## What the exercise asks
Write out the data below exactly as given, without any of its pictures.

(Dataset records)
---
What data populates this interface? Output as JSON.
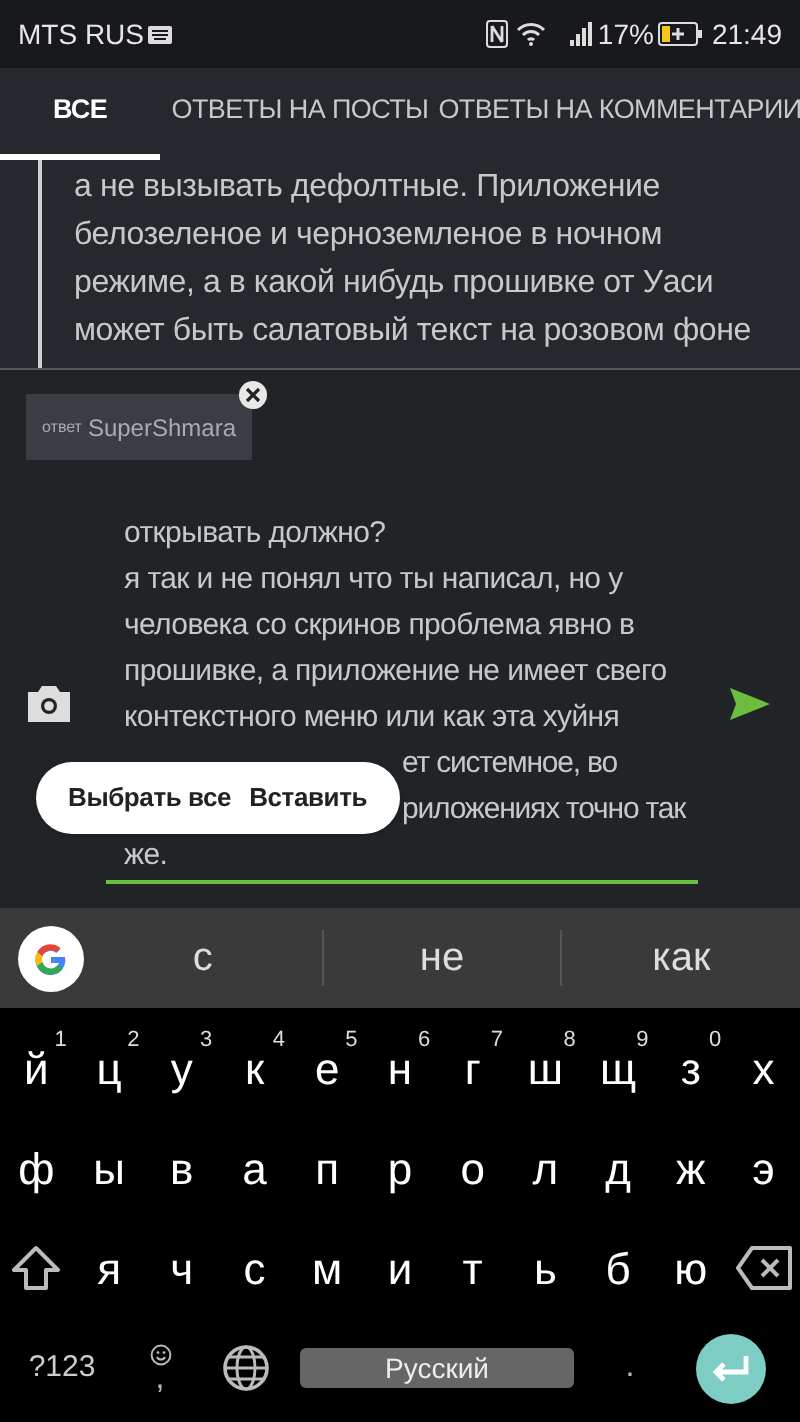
{
  "status_bar": {
    "carrier": "MTS RUS",
    "battery": "17%",
    "time": "21:49"
  },
  "tabs": [
    {
      "label": "ВСЕ",
      "selected": true
    },
    {
      "label": "ОТВЕТЫ НА ПОСТЫ",
      "selected": false
    },
    {
      "label": "ОТВЕТЫ НА КОММЕНТАРИИ",
      "selected": false
    }
  ],
  "post": {
    "lines": [
      "а не вызывать дефолтные. Приложение",
      "белозеленое и черноземленое в ночном",
      "режиме, а в какой нибудь прошивке от Уаси",
      "может быть салатовый текст на розовом фоне"
    ]
  },
  "reply_chip": {
    "prefix": "ответ",
    "user": "SuperShmara"
  },
  "message_field": {
    "lines": [
      {
        "text": "открывать должно?",
        "kind": "full"
      },
      {
        "text": "я так и не понял что ты написал, но у",
        "kind": "full"
      },
      {
        "text": "человека со скринов проблема явно в",
        "kind": "full"
      },
      {
        "text": "прошивке, а приложение не имеет свего",
        "kind": "full"
      },
      {
        "text": "контекстного меню или как эта хуйня",
        "kind": "full"
      },
      {
        "text": "ет системное, во",
        "kind": "covered"
      },
      {
        "text": "риложениях точно так",
        "kind": "covered"
      },
      {
        "text": "же.",
        "kind": "full"
      }
    ]
  },
  "context_menu": [
    "Выбрать все",
    "Вставить"
  ],
  "keyboard": {
    "suggestions": [
      "с",
      "не",
      "как"
    ],
    "rows": [
      [
        {
          "key": "й",
          "hint": "1"
        },
        {
          "key": "ц",
          "hint": "2"
        },
        {
          "key": "у",
          "hint": "3"
        },
        {
          "key": "к",
          "hint": "4"
        },
        {
          "key": "е",
          "hint": "5"
        },
        {
          "key": "н",
          "hint": "6"
        },
        {
          "key": "г",
          "hint": "7"
        },
        {
          "key": "ш",
          "hint": "8"
        },
        {
          "key": "щ",
          "hint": "9"
        },
        {
          "key": "з",
          "hint": "0"
        },
        {
          "key": "х"
        }
      ],
      [
        {
          "key": "ф"
        },
        {
          "key": "ы"
        },
        {
          "key": "в"
        },
        {
          "key": "а"
        },
        {
          "key": "п"
        },
        {
          "key": "р"
        },
        {
          "key": "о"
        },
        {
          "key": "л"
        },
        {
          "key": "д"
        },
        {
          "key": "ж"
        },
        {
          "key": "э"
        }
      ],
      [
        {
          "kind": "shift"
        },
        {
          "key": "я"
        },
        {
          "key": "ч"
        },
        {
          "key": "с"
        },
        {
          "key": "м"
        },
        {
          "key": "и"
        },
        {
          "key": "т"
        },
        {
          "key": "ь"
        },
        {
          "key": "б"
        },
        {
          "key": "ю"
        },
        {
          "kind": "backspace"
        }
      ]
    ],
    "symbols": "?123",
    "comma": ",",
    "space": "Русский",
    "period": "."
  }
}
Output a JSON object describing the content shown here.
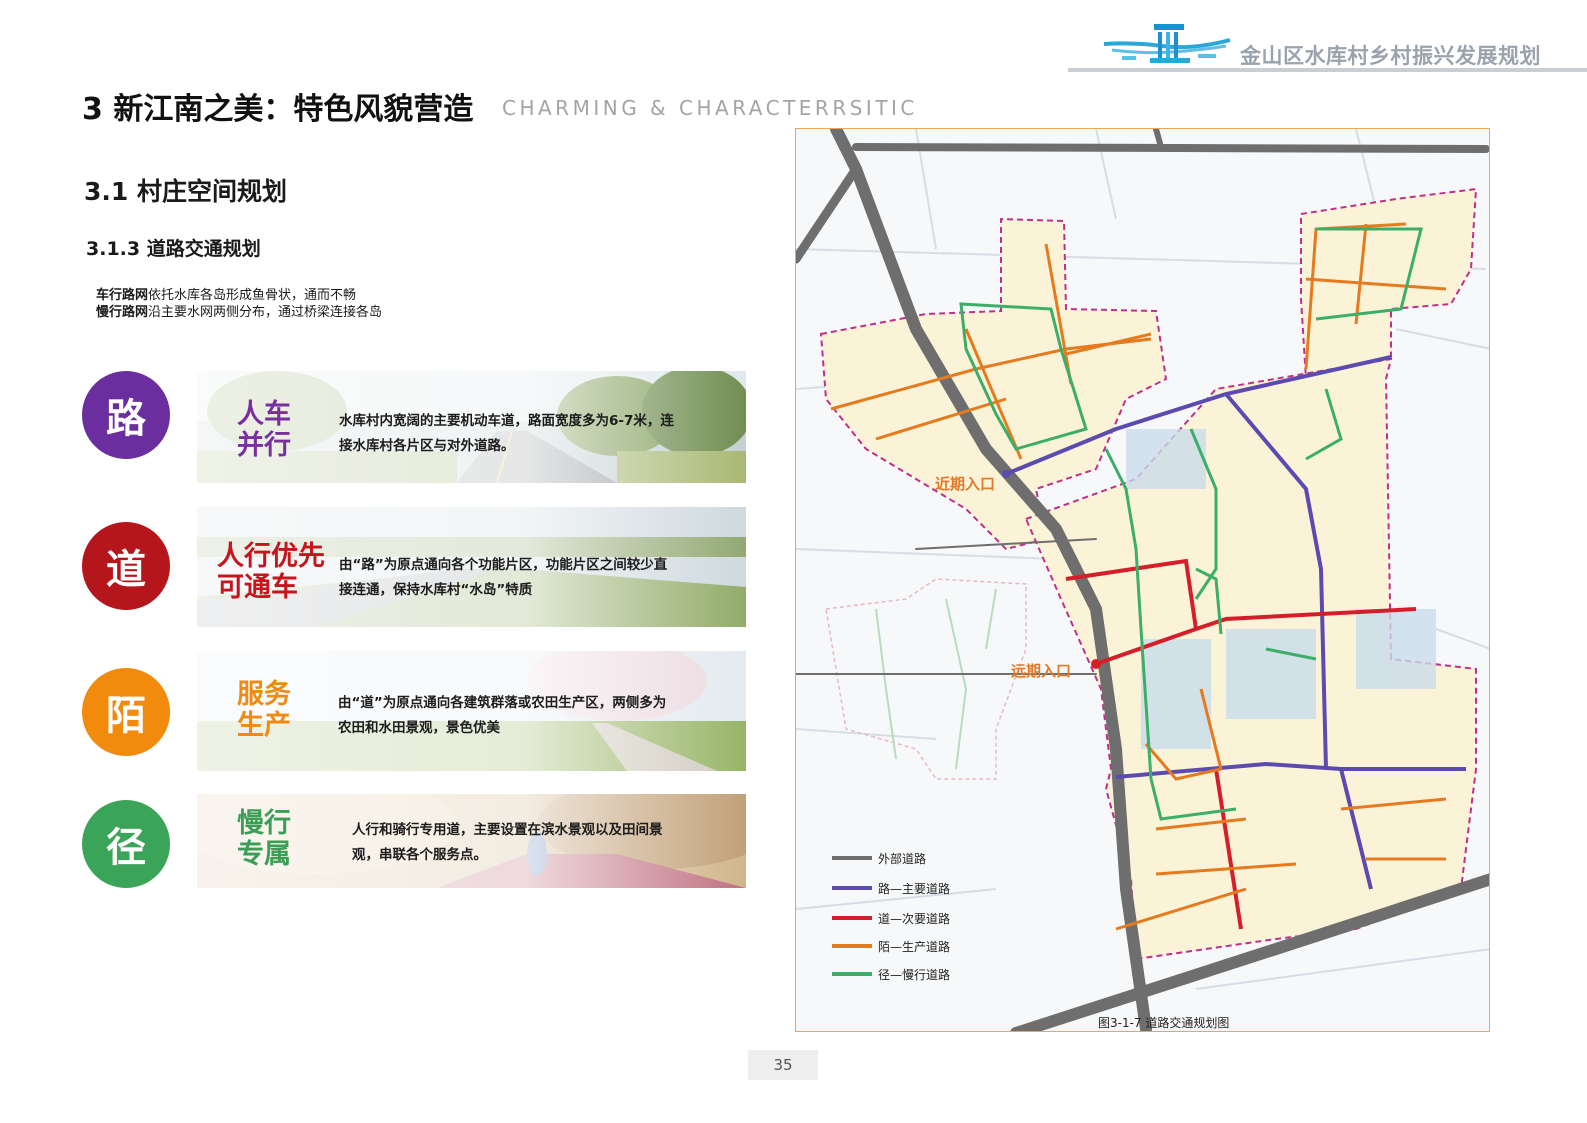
{
  "header": {
    "project_title": "金山区水库村乡村振兴发展规划",
    "page_title": "3 新江南之美：特色风貌营造",
    "page_subtitle": "CHARMING & CHARACTERRSITIC"
  },
  "section": {
    "title": "3.1 村庄空间规划",
    "subtitle": "3.1.3 道路交通规划"
  },
  "intro": [
    {
      "bold": "车行路网",
      "text": "依托水库各岛形成鱼骨状，通而不畅"
    },
    {
      "bold": "慢行路网",
      "text": "沿主要水网两侧分布，通过桥梁连接各岛"
    }
  ],
  "items": [
    {
      "char": "路",
      "color": "#6b2e9e",
      "title": "人车\n并行",
      "title_color": "#7a2fa0",
      "text": "水库村内宽阔的主要机动车道，路面宽度多为6-7米，连接水库村各片区与对外道路。"
    },
    {
      "char": "道",
      "color": "#b5161c",
      "title": "人行优先\n可通车",
      "title_color": "#c4161c",
      "text": "由“路”为原点通向各个功能片区，功能片区之间较少直接连通，保持水库村“水岛”特质"
    },
    {
      "char": "陌",
      "color": "#f28a0c",
      "title": "服务\n生产",
      "title_color": "#f08a12",
      "text": "由“道”为原点通向各建筑群落或农田生产区，两侧多为农田和水田景观，景色优美"
    },
    {
      "char": "径",
      "color": "#3aa458",
      "title": "慢行\n专属",
      "title_color": "#3a9e55",
      "text": "人行和骑行专用道，主要设置在滨水景观以及田间景观，串联各个服务点。"
    }
  ],
  "map": {
    "label_near": "近期入口",
    "label_far": "远期入口",
    "legend": [
      {
        "label": "外部道路",
        "color": "#6e6e6e"
      },
      {
        "label": "路—主要道路",
        "color": "#5b4bb0"
      },
      {
        "label": "道—次要道路",
        "color": "#d41f2a"
      },
      {
        "label": "陌—生产道路",
        "color": "#e67a1e"
      },
      {
        "label": "径—慢行道路",
        "color": "#3cae6a"
      }
    ],
    "caption": "图3-1-7 道路交通规划图"
  },
  "page_number": "35"
}
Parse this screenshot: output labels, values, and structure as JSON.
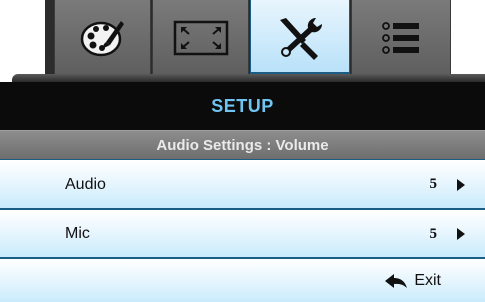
{
  "tabs": [
    {
      "name": "image",
      "icon": "palette-icon",
      "active": false
    },
    {
      "name": "display",
      "icon": "screen-resize-icon",
      "active": false
    },
    {
      "name": "setup",
      "icon": "tools-icon",
      "active": true
    },
    {
      "name": "options",
      "icon": "list-icon",
      "active": false
    }
  ],
  "header": {
    "title": "SETUP",
    "subtitle": "Audio Settings : Volume"
  },
  "rows": [
    {
      "label": "Audio",
      "value": "5"
    },
    {
      "label": "Mic",
      "value": "5"
    }
  ],
  "exit": {
    "label": "Exit"
  },
  "colors": {
    "accent": "#6fc4f1",
    "tab_bg": "#6b6b6b",
    "row_bg": "#c9ebfb",
    "divider": "#1c5d86"
  }
}
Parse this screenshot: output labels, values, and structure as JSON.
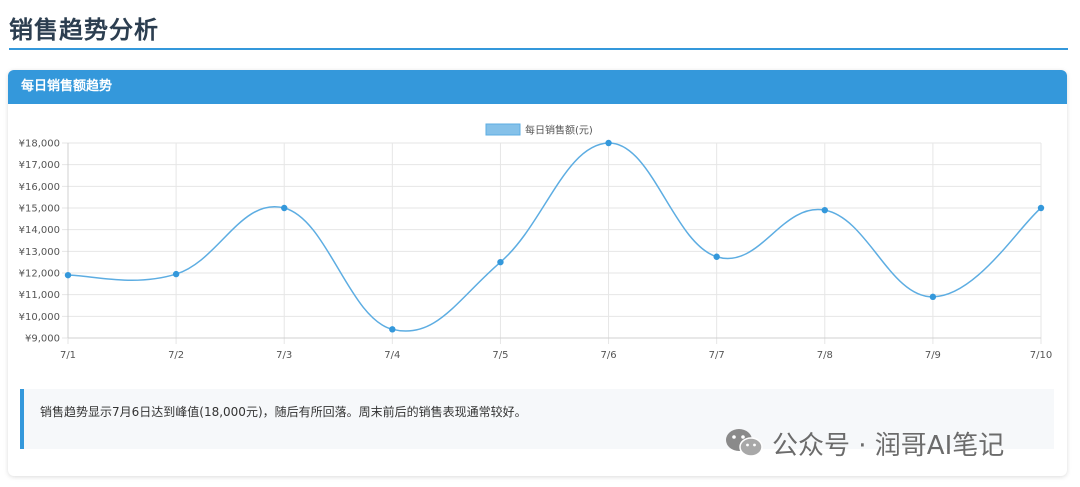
{
  "page": {
    "title": "销售趋势分析"
  },
  "card": {
    "header": "每日销售额趋势"
  },
  "chart_data": {
    "type": "line",
    "categories": [
      "7/1",
      "7/2",
      "7/3",
      "7/4",
      "7/5",
      "7/6",
      "7/7",
      "7/8",
      "7/9",
      "7/10"
    ],
    "series": [
      {
        "name": "每日销售额(元)",
        "values": [
          11900,
          11950,
          15000,
          9400,
          12500,
          18000,
          12750,
          14900,
          10900,
          15000
        ],
        "color": "#5dade2"
      }
    ],
    "y_ticks": [
      "¥9,000",
      "¥10,000",
      "¥11,000",
      "¥12,000",
      "¥13,000",
      "¥14,000",
      "¥15,000",
      "¥16,000",
      "¥17,000",
      "¥18,000"
    ],
    "ylim": [
      9000,
      18000
    ],
    "grid": true,
    "legend": "top-center",
    "smooth": true
  },
  "note": {
    "text": "销售趋势显示7月6日达到峰值(18,000元)，随后有所回落。周末前后的销售表现通常较好。"
  },
  "watermark": {
    "text": "公众号 · 润哥AI笔记"
  },
  "colors": {
    "accent": "#3498db",
    "line": "#5dade2",
    "legend_fill": "#85c1e9"
  }
}
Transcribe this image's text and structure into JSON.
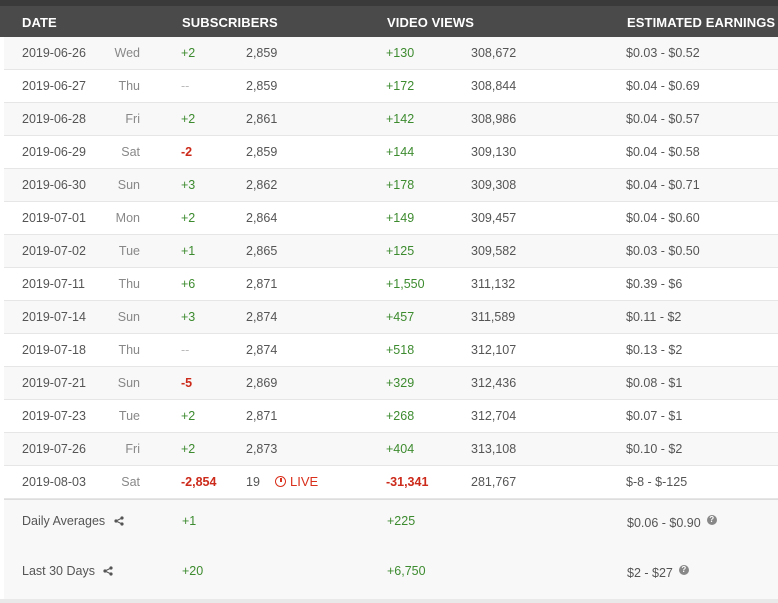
---
## Response
What data populates this interface? Output as JSON.
{
  "status_bar": {
    "carrier": "MTS RUS",
    "battery": "17%",
    "time": "21:49"
  },
  "tabs": [
    {
      "label": "ВСЕ",
      "selected": true
    },
    {
      "label": "ОТВЕТЫ НА ПОСТЫ",
      "selected": false
    },
    {
      "label": "ОТВЕТЫ НА КОММЕНТАРИИ",
      "selected": false
    }
  ],
  "post": {
    "lines": [
      "а не вызывать дефолтные. Приложение",
      "белозеленое и черноземленое в ночном",
      "режиме, а в какой нибудь прошивке от Уаси",
      "может быть салатовый текст на розовом фоне"
    ]
  },
  "reply_chip": {
    "prefix": "ответ",
    "user": "SuperShmara"
  },
  "message_field": {
    "lines": [
      {
        "text": "открывать должно?",
        "kind": "full"
      },
      {
        "text": "я так и не понял что ты написал, но у",
        "kind": "full"
      },
      {
        "text": "человека со скринов проблема явно в",
        "kind": "full"
      },
      {
        "text": "прошивке, а приложение не имеет свего",
        "kind": "full"
      },
      {
        "text": "контекстного меню или как эта хуйня",
        "kind": "full"
      },
      {
        "text": "ет системное, во",
        "kind": "covered"
      },
      {
        "text": "риложениях точно так",
        "kind": "covered"
      },
      {
        "text": "же.",
        "kind": "full"
      }
    ]
  },
  "context_menu": [
    "Выбрать все",
    "Вставить"
  ],
  "keyboard": {
    "suggestions": [
      "с",
      "не",
      "как"
    ],
    "rows": [
      [
        {
          "key": "й",
          "hint": "1"
        },
        {
          "key": "ц",
          "hint": "2"
        },
        {
          "key": "у",
          "hint": "3"
        },
        {
          "key": "к",
          "hint": "4"
        },
        {
          "key": "е",
          "hint": "5"
        },
        {
          "key": "н",
          "hint": "6"
        },
        {
          "key": "г",
          "hint": "7"
        },
        {
          "key": "ш",
          "hint": "8"
        },
        {
          "key": "щ",
          "hint": "9"
        },
        {
          "key": "з",
          "hint": "0"
        },
        {
          "key": "х"
        }
      ],
      [
        {
          "key": "ф"
        },
        {
          "key": "ы"
        },
        {
          "key": "в"
        },
        {
          "key": "а"
        },
        {
          "key": "п"
        },
        {
          "key": "р"
        },
        {
          "key": "о"
        },
        {
          "key": "л"
        },
        {
          "key": "д"
        },
        {
          "key": "ж"
        },
        {
          "key": "э"
        }
      ],
      [
        {
          "kind": "shift"
        },
        {
          "key": "я"
        },
        {
          "key": "ч"
        },
        {
          "key": "с"
        },
        {
          "key": "м"
        },
        {
          "key": "и"
        },
        {
          "key": "т"
        },
        {
          "key": "ь"
        },
        {
          "key": "б"
        },
        {
          "key": "ю"
        },
        {
          "kind": "backspace"
        }
      ]
    ],
    "symbols": "?123",
    "comma": ",",
    "space": "Русский",
    "period": "."
  }
}
Output a JSON object describing the content shown here.
{
  "header": {
    "project_title": "金山区水库村乡村振兴发展规划",
    "page_title": "3 新江南之美：特色风貌营造",
    "page_subtitle": "CHARMING & CHARACTERRSITIC"
  },
  "section": {
    "title": "3.1 村庄空间规划",
    "subtitle": "3.1.3 道路交通规划"
  },
  "intro": [
    {
      "bold": "车行路网",
      "text": "依托水库各岛形成鱼骨状，通而不畅"
    },
    {
      "bold": "慢行路网",
      "text": "沿主要水网两侧分布，通过桥梁连接各岛"
    }
  ],
  "items": [
    {
      "char": "路",
      "color": "#6b2e9e",
      "title": "人车\n并行",
      "title_color": "#7a2fa0",
      "text": "水库村内宽阔的主要机动车道，路面宽度多为6-7米，连接水库村各片区与对外道路。"
    },
    {
      "char": "道",
      "color": "#b5161c",
      "title": "人行优先\n可通车",
      "title_color": "#c4161c",
      "text": "由“路”为原点通向各个功能片区，功能片区之间较少直接连通，保持水库村“水岛”特质"
    },
    {
      "char": "陌",
      "color": "#f28a0c",
      "title": "服务\n生产",
      "title_color": "#f08a12",
      "text": "由“道”为原点通向各建筑群落或农田生产区，两侧多为农田和水田景观，景色优美"
    },
    {
      "char": "径",
      "color": "#3aa458",
      "title": "慢行\n专属",
      "title_color": "#3a9e55",
      "text": "人行和骑行专用道，主要设置在滨水景观以及田间景观，串联各个服务点。"
    }
  ],
  "map": {
    "label_near": "近期入口",
    "label_far": "远期入口",
    "legend": [
      {
        "label": "外部道路",
        "color": "#6e6e6e"
      },
      {
        "label": "路—主要道路",
        "color": "#5b4bb0"
      },
      {
        "label": "道—次要道路",
        "color": "#d41f2a"
      },
      {
        "label": "陌—生产道路",
        "color": "#e67a1e"
      },
      {
        "label": "径—慢行道路",
        "color": "#3cae6a"
      }
    ],
    "caption": "图3-1-7 道路交通规划图"
  },
  "page_number": "35"
}
Parse this screenshot: output labels, values, and structure as JSON.
{
  "tabs": [
    {
      "name": "image",
      "icon": "palette-icon",
      "active": false
    },
    {
      "name": "display",
      "icon": "screen-resize-icon",
      "active": false
    },
    {
      "name": "setup",
      "icon": "tools-icon",
      "active": true
    },
    {
      "name": "options",
      "icon": "list-icon",
      "active": false
    }
  ],
  "header": {
    "title": "SETUP",
    "subtitle": "Audio Settings : Volume"
  },
  "rows": [
    {
      "label": "Audio",
      "value": "5"
    },
    {
      "label": "Mic",
      "value": "5"
    }
  ],
  "exit": {
    "label": "Exit"
  },
  "colors": {
    "accent": "#6fc4f1",
    "tab_bg": "#6b6b6b",
    "row_bg": "#c9ebfb",
    "divider": "#1c5d86"
  }
}
Parse this screenshot: output labels, values, and structure as JSON.
{
  "page": {
    "title": "销售趋势分析"
  },
  "card": {
    "header": "每日销售额趋势"
  },
  "chart_data": {
    "type": "line",
    "categories": [
      "7/1",
      "7/2",
      "7/3",
      "7/4",
      "7/5",
      "7/6",
      "7/7",
      "7/8",
      "7/9",
      "7/10"
    ],
    "series": [
      {
        "name": "每日销售额(元)",
        "values": [
          11900,
          11950,
          15000,
          9400,
          12500,
          18000,
          12750,
          14900,
          10900,
          15000
        ],
        "color": "#5dade2"
      }
    ],
    "y_ticks": [
      "¥9,000",
      "¥10,000",
      "¥11,000",
      "¥12,000",
      "¥13,000",
      "¥14,000",
      "¥15,000",
      "¥16,000",
      "¥17,000",
      "¥18,000"
    ],
    "ylim": [
      9000,
      18000
    ],
    "grid": true,
    "legend": "top-center",
    "smooth": true
  },
  "note": {
    "text": "销售趋势显示7月6日达到峰值(18,000元)，随后有所回落。周末前后的销售表现通常较好。"
  },
  "watermark": {
    "text": "公众号 · 润哥AI笔记"
  },
  "colors": {
    "accent": "#3498db",
    "line": "#5dade2",
    "legend_fill": "#85c1e9"
  }
}
Transcribe this image's text and structure into JSON.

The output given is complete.